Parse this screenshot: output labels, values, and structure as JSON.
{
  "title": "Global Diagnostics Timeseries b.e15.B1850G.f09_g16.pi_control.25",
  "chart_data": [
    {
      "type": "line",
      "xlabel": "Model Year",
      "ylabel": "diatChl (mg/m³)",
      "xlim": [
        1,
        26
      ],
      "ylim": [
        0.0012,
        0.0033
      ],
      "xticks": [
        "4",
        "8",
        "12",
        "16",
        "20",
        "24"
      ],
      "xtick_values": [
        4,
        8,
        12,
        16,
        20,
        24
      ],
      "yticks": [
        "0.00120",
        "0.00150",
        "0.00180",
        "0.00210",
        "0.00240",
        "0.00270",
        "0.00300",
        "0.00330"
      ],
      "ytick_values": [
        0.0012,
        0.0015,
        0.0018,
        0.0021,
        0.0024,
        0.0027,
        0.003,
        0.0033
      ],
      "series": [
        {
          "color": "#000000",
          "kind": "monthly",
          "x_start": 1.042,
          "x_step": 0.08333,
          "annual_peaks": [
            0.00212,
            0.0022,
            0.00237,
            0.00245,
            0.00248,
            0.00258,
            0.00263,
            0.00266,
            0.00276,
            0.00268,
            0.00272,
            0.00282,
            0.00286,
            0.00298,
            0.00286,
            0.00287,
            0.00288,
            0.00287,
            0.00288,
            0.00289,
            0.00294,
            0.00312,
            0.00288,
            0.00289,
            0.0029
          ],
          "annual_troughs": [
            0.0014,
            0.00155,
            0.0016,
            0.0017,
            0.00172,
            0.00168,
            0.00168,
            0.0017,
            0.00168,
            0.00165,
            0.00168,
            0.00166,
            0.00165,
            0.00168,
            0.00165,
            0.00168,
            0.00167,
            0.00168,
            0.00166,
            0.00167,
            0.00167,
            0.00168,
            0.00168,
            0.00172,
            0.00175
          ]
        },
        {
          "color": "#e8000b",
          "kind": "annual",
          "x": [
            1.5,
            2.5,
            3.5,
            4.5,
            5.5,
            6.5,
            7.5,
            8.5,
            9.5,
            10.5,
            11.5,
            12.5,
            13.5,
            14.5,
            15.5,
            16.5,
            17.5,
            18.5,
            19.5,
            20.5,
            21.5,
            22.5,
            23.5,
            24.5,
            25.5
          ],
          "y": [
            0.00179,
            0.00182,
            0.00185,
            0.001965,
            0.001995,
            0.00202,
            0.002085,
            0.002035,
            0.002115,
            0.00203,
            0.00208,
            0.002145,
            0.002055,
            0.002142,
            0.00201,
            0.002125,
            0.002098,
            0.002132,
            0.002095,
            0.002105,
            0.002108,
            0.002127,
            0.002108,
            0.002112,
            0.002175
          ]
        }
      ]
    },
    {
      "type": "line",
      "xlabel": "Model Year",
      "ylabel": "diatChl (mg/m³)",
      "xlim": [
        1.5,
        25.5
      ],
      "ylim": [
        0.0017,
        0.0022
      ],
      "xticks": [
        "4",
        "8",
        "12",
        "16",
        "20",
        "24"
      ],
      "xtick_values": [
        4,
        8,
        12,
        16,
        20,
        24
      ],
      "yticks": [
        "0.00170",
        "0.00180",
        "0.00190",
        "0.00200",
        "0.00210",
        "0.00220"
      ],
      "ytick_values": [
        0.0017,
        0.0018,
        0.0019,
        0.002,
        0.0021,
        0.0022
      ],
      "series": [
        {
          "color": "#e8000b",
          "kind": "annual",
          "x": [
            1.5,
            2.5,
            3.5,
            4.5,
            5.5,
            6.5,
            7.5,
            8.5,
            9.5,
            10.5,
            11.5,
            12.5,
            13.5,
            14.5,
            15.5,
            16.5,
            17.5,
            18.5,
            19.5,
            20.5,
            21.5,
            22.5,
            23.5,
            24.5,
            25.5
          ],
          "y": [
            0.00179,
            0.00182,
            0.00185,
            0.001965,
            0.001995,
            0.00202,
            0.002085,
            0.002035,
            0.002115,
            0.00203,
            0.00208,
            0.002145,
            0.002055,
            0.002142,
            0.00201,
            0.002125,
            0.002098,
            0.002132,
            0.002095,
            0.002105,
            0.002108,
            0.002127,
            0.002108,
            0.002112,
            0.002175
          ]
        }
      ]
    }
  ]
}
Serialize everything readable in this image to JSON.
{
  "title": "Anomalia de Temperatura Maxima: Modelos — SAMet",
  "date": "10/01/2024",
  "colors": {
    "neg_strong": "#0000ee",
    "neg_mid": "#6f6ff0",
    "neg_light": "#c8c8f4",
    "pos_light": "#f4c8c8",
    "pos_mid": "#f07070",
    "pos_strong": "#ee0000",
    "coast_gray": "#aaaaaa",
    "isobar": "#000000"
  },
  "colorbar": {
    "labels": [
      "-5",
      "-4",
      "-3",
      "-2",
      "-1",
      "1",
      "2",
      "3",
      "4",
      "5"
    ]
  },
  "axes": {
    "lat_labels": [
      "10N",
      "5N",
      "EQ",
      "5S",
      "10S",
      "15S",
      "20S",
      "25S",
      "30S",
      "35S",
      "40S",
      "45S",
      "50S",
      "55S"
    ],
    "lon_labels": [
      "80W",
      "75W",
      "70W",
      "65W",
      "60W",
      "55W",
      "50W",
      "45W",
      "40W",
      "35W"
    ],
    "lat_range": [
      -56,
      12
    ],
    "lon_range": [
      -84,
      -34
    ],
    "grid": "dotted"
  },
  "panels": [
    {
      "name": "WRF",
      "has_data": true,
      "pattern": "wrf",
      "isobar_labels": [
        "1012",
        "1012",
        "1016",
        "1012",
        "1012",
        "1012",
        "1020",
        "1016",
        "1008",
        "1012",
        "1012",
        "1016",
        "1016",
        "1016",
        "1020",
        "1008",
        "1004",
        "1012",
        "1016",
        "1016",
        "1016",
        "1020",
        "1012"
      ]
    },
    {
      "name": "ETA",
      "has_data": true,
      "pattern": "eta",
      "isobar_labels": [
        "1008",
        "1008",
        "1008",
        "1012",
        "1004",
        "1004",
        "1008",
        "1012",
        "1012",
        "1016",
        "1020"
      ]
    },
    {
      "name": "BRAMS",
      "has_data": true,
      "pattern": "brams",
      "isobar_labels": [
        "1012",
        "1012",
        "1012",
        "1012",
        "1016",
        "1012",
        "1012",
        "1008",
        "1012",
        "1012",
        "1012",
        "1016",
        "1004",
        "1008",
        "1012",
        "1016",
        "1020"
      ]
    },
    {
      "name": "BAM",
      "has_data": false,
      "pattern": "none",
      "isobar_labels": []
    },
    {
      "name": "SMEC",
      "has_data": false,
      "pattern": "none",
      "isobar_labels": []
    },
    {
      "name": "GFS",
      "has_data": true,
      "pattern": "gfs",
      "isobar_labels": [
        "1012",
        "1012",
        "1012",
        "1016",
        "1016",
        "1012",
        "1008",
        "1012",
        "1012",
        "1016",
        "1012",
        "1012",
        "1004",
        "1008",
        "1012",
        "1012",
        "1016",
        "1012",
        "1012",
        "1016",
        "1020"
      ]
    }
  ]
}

----

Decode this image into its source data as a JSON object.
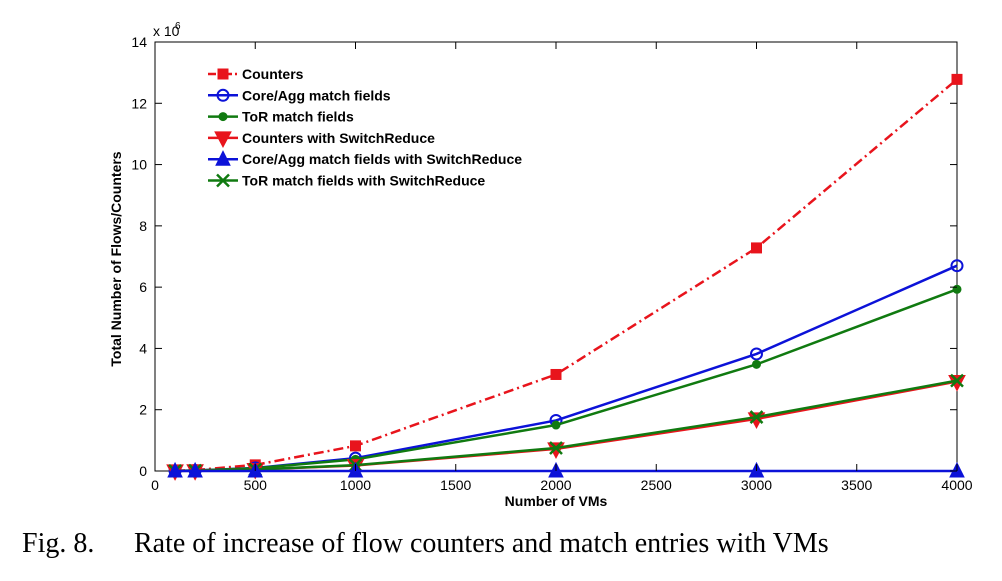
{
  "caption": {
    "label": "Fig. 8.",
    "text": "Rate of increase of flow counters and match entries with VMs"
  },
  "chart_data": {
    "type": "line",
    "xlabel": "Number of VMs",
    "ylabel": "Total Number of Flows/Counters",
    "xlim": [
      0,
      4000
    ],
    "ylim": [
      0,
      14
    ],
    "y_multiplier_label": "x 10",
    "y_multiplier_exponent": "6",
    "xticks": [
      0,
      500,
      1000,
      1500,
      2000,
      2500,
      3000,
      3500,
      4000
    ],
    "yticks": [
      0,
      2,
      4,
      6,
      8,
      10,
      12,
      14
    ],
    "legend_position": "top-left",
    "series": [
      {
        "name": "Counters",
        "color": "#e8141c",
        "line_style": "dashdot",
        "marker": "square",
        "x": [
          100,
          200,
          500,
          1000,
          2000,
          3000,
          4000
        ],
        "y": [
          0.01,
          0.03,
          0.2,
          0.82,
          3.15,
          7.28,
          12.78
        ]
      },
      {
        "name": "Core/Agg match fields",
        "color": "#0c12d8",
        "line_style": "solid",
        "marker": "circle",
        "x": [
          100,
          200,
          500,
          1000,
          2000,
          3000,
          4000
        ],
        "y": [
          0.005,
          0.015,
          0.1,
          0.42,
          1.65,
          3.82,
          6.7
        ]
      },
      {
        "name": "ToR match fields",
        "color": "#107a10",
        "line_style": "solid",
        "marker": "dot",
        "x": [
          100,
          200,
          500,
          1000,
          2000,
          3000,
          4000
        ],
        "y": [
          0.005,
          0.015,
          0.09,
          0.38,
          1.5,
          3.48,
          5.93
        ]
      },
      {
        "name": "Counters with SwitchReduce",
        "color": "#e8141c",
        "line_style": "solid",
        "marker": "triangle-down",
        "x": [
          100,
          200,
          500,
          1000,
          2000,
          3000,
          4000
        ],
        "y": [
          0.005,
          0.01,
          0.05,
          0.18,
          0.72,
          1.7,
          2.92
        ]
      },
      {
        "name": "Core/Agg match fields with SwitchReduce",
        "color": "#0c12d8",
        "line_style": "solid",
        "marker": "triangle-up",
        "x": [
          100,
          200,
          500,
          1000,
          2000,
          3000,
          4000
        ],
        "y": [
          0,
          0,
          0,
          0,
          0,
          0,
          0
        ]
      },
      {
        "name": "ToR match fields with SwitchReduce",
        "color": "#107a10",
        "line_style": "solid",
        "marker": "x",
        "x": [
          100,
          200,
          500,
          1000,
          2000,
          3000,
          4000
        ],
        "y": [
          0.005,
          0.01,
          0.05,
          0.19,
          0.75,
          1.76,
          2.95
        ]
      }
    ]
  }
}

----

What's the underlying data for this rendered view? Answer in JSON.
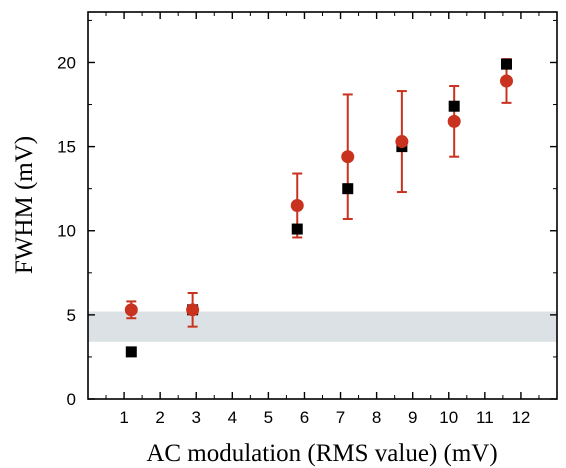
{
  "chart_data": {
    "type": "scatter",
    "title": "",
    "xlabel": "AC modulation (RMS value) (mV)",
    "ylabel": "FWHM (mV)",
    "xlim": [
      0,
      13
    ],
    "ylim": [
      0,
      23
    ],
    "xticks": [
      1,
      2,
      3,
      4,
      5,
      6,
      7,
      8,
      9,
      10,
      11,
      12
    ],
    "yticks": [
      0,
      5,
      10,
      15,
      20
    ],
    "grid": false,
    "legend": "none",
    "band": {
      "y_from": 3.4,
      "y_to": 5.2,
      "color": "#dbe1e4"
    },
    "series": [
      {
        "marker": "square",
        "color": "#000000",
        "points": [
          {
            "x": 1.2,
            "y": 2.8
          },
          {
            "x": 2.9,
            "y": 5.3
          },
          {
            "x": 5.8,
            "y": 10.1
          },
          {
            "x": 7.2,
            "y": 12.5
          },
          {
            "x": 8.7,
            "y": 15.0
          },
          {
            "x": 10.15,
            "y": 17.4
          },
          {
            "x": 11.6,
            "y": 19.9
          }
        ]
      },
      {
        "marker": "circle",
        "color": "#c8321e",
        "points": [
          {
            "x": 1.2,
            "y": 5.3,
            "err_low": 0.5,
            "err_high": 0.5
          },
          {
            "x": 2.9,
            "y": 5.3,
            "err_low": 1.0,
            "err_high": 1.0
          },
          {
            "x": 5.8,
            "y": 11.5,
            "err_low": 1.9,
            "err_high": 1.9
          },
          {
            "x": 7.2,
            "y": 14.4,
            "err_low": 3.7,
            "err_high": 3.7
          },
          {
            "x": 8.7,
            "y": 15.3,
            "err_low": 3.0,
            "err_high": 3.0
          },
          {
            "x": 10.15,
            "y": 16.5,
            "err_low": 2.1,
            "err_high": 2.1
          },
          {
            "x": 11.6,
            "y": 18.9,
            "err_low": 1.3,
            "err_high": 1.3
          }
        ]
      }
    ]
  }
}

----

From the data, collect all lines where the string "fields" appears.

## RESULT OF THE EXERCISE
        "name": "Core/Agg match fields",
        "name": "ToR match fields",
        "name": "Core/Agg match fields with SwitchReduce",
        "name": "ToR match fields with SwitchReduce",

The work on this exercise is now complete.